Report the number of lines in these entries that contain "face". Write only the number.
* BEGIN *
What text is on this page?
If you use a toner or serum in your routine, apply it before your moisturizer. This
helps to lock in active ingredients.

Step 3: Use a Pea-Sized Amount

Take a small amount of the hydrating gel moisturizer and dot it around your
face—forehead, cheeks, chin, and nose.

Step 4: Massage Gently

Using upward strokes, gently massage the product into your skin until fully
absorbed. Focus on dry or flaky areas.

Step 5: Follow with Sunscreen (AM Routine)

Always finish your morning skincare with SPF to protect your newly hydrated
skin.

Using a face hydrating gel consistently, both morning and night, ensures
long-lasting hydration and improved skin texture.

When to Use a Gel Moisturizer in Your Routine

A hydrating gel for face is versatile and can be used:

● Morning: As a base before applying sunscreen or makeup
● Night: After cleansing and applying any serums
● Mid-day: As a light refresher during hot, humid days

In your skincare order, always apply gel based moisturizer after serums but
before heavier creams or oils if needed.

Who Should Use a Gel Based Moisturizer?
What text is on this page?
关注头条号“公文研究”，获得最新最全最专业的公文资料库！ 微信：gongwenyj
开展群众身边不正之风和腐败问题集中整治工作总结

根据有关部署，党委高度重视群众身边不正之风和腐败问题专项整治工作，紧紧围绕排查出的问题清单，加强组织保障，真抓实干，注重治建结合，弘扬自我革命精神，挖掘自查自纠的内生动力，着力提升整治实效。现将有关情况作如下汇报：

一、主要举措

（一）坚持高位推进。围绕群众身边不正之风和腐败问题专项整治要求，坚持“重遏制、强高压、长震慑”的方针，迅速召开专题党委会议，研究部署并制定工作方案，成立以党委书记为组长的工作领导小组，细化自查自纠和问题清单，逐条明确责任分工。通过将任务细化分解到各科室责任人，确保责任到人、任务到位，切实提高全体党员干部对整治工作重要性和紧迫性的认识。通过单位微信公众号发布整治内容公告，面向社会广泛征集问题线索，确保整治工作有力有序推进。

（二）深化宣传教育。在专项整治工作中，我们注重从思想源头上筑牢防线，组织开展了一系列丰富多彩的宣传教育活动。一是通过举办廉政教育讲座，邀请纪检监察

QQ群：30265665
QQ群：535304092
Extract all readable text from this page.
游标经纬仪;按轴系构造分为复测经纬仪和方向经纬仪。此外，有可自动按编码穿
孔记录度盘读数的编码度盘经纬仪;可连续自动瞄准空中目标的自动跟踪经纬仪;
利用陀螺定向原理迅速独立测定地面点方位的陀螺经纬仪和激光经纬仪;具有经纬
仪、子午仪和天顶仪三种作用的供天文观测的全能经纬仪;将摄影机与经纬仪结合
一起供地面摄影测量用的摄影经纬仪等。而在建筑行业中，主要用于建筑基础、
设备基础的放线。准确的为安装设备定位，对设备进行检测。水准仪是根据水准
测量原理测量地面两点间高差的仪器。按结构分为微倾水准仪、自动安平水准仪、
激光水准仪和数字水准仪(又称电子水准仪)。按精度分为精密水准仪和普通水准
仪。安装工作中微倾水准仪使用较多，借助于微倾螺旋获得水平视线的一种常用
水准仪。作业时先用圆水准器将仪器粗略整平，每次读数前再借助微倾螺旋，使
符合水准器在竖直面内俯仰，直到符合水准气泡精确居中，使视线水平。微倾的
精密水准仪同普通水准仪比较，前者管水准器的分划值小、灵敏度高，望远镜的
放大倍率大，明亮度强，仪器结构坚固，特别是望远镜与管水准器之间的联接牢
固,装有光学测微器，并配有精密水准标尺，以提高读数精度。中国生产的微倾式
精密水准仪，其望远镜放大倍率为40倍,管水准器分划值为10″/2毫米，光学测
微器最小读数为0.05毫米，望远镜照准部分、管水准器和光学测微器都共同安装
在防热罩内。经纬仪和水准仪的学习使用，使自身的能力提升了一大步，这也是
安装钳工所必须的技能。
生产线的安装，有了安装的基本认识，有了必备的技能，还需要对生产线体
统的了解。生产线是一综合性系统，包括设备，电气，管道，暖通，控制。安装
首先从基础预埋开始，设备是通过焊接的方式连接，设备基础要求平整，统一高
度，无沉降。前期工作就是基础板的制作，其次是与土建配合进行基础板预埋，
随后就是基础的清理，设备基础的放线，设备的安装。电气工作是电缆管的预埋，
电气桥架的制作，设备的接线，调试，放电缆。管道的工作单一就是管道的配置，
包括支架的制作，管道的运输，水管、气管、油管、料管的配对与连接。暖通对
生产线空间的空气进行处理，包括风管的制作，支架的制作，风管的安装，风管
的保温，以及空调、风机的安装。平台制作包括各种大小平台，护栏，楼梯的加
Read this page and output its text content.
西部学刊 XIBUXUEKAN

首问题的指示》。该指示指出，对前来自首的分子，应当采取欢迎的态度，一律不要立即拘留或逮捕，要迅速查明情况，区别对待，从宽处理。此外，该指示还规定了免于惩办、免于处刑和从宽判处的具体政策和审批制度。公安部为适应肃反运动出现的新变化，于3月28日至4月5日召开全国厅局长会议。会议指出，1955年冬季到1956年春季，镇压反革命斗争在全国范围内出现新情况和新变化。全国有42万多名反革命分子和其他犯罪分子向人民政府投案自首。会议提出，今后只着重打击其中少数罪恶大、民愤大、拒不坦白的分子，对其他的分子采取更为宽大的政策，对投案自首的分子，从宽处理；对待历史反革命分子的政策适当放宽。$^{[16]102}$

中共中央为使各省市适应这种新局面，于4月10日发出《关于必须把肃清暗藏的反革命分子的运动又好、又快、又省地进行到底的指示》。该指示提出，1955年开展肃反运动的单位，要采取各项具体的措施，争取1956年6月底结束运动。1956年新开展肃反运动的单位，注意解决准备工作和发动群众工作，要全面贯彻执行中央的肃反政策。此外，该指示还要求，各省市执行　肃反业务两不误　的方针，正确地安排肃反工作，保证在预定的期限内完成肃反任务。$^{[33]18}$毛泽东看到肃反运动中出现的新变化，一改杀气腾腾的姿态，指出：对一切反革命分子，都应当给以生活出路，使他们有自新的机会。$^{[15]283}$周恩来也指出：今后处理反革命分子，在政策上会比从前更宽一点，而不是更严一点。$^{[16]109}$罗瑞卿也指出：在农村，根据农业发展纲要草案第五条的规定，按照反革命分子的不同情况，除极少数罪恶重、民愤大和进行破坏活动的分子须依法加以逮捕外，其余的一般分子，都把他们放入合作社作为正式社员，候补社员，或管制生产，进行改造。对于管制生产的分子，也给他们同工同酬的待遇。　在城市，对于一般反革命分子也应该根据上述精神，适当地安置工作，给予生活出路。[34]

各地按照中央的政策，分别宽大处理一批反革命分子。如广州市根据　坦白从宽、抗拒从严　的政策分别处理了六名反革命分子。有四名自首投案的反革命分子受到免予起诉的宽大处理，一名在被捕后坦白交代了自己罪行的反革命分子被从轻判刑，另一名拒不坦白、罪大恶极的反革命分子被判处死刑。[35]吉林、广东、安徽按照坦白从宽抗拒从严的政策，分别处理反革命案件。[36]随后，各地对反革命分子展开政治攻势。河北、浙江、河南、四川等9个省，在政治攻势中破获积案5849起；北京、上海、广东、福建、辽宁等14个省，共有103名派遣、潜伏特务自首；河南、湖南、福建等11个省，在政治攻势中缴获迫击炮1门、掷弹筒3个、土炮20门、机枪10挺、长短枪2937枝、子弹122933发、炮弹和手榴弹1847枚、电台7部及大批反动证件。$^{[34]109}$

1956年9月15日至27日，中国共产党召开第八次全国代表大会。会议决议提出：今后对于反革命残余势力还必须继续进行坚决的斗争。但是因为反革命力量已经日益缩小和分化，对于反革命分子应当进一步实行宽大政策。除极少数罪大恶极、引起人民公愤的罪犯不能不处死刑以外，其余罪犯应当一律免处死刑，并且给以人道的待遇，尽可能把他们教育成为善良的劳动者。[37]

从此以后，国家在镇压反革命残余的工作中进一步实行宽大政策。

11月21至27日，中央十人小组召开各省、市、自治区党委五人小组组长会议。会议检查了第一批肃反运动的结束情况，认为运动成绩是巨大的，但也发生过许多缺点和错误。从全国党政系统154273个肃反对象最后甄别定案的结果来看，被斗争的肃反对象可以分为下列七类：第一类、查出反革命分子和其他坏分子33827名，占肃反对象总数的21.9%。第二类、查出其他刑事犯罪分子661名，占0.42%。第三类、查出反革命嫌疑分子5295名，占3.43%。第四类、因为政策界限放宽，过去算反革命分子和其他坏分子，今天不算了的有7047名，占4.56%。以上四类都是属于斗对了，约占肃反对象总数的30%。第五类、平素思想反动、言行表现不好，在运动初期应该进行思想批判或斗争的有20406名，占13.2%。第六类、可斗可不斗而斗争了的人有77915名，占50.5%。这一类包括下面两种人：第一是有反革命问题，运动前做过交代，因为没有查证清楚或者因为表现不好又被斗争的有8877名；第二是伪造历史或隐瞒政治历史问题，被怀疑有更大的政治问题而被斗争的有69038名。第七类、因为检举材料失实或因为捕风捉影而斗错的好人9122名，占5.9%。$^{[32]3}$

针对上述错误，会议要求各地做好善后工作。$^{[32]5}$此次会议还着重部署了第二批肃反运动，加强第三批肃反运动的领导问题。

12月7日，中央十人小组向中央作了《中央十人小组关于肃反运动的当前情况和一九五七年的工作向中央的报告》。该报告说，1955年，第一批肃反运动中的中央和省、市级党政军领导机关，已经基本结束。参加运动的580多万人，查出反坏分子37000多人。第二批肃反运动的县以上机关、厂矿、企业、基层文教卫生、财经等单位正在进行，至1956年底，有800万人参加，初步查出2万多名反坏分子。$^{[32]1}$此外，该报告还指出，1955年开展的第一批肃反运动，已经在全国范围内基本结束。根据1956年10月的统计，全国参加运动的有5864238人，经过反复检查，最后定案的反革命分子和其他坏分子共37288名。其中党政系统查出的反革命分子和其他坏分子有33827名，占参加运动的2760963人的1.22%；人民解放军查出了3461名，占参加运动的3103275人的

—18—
* END *
● **Output for this task**:
3